» **Objective**
Every record below should be printed exactly as it appears.

» **Dataset records**
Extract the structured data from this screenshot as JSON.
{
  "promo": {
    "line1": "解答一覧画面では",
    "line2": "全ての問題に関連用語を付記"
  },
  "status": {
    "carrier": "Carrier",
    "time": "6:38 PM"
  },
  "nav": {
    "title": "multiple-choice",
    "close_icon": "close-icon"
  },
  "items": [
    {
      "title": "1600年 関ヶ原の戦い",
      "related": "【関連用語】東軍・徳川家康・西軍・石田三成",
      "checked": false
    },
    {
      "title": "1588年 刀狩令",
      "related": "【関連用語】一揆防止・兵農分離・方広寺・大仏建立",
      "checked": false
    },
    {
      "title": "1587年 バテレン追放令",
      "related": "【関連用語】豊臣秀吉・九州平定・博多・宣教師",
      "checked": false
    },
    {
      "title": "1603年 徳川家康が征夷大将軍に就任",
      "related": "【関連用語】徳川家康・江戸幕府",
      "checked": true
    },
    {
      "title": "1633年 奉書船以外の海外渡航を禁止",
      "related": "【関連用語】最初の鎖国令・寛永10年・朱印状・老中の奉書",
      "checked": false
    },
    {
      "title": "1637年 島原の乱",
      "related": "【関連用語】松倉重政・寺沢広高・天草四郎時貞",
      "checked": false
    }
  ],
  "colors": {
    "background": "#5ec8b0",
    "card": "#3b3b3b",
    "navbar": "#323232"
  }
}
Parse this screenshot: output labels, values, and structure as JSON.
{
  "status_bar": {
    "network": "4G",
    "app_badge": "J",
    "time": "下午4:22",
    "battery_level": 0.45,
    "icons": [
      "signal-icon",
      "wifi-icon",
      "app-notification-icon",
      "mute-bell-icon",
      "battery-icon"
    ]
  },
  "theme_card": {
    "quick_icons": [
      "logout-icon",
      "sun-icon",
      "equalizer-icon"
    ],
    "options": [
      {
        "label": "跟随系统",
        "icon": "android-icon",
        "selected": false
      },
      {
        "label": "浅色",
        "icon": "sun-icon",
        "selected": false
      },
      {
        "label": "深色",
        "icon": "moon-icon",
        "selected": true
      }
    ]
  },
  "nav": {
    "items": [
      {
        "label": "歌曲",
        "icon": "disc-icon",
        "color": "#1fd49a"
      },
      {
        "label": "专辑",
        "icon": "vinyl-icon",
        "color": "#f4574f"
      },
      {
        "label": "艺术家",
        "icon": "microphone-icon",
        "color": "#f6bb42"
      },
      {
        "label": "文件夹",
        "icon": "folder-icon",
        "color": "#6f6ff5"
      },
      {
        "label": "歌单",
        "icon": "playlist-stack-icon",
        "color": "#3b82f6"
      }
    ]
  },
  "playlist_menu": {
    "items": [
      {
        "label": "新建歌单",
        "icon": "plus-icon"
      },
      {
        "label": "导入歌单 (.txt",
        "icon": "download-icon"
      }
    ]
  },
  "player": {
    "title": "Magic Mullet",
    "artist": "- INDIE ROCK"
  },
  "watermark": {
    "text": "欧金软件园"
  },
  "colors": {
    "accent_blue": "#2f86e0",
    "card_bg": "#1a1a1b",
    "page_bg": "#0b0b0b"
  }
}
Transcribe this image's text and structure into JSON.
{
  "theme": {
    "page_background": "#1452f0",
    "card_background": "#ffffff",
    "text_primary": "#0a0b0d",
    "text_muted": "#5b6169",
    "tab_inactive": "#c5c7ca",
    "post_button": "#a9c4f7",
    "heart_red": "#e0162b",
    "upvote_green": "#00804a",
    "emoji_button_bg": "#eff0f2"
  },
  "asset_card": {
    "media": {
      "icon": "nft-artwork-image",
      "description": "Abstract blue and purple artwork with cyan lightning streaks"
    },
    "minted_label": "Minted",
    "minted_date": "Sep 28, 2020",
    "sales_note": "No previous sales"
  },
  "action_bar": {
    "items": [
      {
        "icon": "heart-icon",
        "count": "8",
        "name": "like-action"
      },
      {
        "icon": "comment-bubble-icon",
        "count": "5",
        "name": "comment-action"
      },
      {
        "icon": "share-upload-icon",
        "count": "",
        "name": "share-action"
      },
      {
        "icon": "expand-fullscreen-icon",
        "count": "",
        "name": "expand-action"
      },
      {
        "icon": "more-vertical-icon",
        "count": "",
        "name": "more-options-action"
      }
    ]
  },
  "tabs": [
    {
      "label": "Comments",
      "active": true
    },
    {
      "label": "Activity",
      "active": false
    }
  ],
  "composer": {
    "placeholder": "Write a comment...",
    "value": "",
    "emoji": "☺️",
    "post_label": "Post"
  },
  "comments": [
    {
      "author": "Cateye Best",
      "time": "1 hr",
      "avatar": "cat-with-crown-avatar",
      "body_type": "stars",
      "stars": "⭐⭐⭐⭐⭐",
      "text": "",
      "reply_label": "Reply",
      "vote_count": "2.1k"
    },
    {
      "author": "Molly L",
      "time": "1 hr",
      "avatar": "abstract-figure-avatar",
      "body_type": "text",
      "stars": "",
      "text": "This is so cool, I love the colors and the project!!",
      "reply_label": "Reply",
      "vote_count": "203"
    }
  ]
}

» **Response to this task**
Extract the structured data from this screenshot as JSON.
{
  "promo": {
    "line1": "解答一覧画面では",
    "line2": "全ての問題に関連用語を付記"
  },
  "status": {
    "carrier": "Carrier",
    "time": "6:38 PM"
  },
  "nav": {
    "title": "multiple-choice",
    "close_icon": "close-icon"
  },
  "items": [
    {
      "title": "1600年 関ヶ原の戦い",
      "related": "【関連用語】東軍・徳川家康・西軍・石田三成",
      "checked": false
    },
    {
      "title": "1588年 刀狩令",
      "related": "【関連用語】一揆防止・兵農分離・方広寺・大仏建立",
      "checked": false
    },
    {
      "title": "1587年 バテレン追放令",
      "related": "【関連用語】豊臣秀吉・九州平定・博多・宣教師",
      "checked": false
    },
    {
      "title": "1603年 徳川家康が征夷大将軍に就任",
      "related": "【関連用語】徳川家康・江戸幕府",
      "checked": true
    },
    {
      "title": "1633年 奉書船以外の海外渡航を禁止",
      "related": "【関連用語】最初の鎖国令・寛永10年・朱印状・老中の奉書",
      "checked": false
    },
    {
      "title": "1637年 島原の乱",
      "related": "【関連用語】松倉重政・寺沢広高・天草四郎時貞",
      "checked": false
    }
  ],
  "colors": {
    "background": "#5ec8b0",
    "card": "#3b3b3b",
    "navbar": "#323232"
  }
}
Parse this screenshot: output labels, values, and structure as JSON.
{
  "status_bar": {
    "network": "4G",
    "app_badge": "J",
    "time": "下午4:22",
    "battery_level": 0.45,
    "icons": [
      "signal-icon",
      "wifi-icon",
      "app-notification-icon",
      "mute-bell-icon",
      "battery-icon"
    ]
  },
  "theme_card": {
    "quick_icons": [
      "logout-icon",
      "sun-icon",
      "equalizer-icon"
    ],
    "options": [
      {
        "label": "跟随系统",
        "icon": "android-icon",
        "selected": false
      },
      {
        "label": "浅色",
        "icon": "sun-icon",
        "selected": false
      },
      {
        "label": "深色",
        "icon": "moon-icon",
        "selected": true
      }
    ]
  },
  "nav": {
    "items": [
      {
        "label": "歌曲",
        "icon": "disc-icon",
        "color": "#1fd49a"
      },
      {
        "label": "专辑",
        "icon": "vinyl-icon",
        "color": "#f4574f"
      },
      {
        "label": "艺术家",
        "icon": "microphone-icon",
        "color": "#f6bb42"
      },
      {
        "label": "文件夹",
        "icon": "folder-icon",
        "color": "#6f6ff5"
      },
      {
        "label": "歌单",
        "icon": "playlist-stack-icon",
        "color": "#3b82f6"
      }
    ]
  },
  "playlist_menu": {
    "items": [
      {
        "label": "新建歌单",
        "icon": "plus-icon"
      },
      {
        "label": "导入歌单 (.txt",
        "icon": "download-icon"
      }
    ]
  },
  "player": {
    "title": "Magic Mullet",
    "artist": "- INDIE ROCK"
  },
  "watermark": {
    "text": "欧金软件园"
  },
  "colors": {
    "accent_blue": "#2f86e0",
    "card_bg": "#1a1a1b",
    "page_bg": "#0b0b0b"
  }
}
Transcribe this image's text and structure into JSON.
{
  "theme": {
    "page_background": "#1452f0",
    "card_background": "#ffffff",
    "text_primary": "#0a0b0d",
    "text_muted": "#5b6169",
    "tab_inactive": "#c5c7ca",
    "post_button": "#a9c4f7",
    "heart_red": "#e0162b",
    "upvote_green": "#00804a",
    "emoji_button_bg": "#eff0f2"
  },
  "asset_card": {
    "media": {
      "icon": "nft-artwork-image",
      "description": "Abstract blue and purple artwork with cyan lightning streaks"
    },
    "minted_label": "Minted",
    "minted_date": "Sep 28, 2020",
    "sales_note": "No previous sales"
  },
  "action_bar": {
    "items": [
      {
        "icon": "heart-icon",
        "count": "8",
        "name": "like-action"
      },
      {
        "icon": "comment-bubble-icon",
        "count": "5",
        "name": "comment-action"
      },
      {
        "icon": "share-upload-icon",
        "count": "",
        "name": "share-action"
      },
      {
        "icon": "expand-fullscreen-icon",
        "count": "",
        "name": "expand-action"
      },
      {
        "icon": "more-vertical-icon",
        "count": "",
        "name": "more-options-action"
      }
    ]
  },
  "tabs": [
    {
      "label": "Comments",
      "active": true
    },
    {
      "label": "Activity",
      "active": false
    }
  ],
  "composer": {
    "placeholder": "Write a comment...",
    "value": "",
    "emoji": "☺️",
    "post_label": "Post"
  },
  "comments": [
    {
      "author": "Cateye Best",
      "time": "1 hr",
      "avatar": "cat-with-crown-avatar",
      "body_type": "stars",
      "stars": "⭐⭐⭐⭐⭐",
      "text": "",
      "reply_label": "Reply",
      "vote_count": "2.1k"
    },
    {
      "author": "Molly L",
      "time": "1 hr",
      "avatar": "abstract-figure-avatar",
      "body_type": "text",
      "stars": "",
      "text": "This is so cool, I love the colors and the project!!",
      "reply_label": "Reply",
      "vote_count": "203"
    }
  ]
}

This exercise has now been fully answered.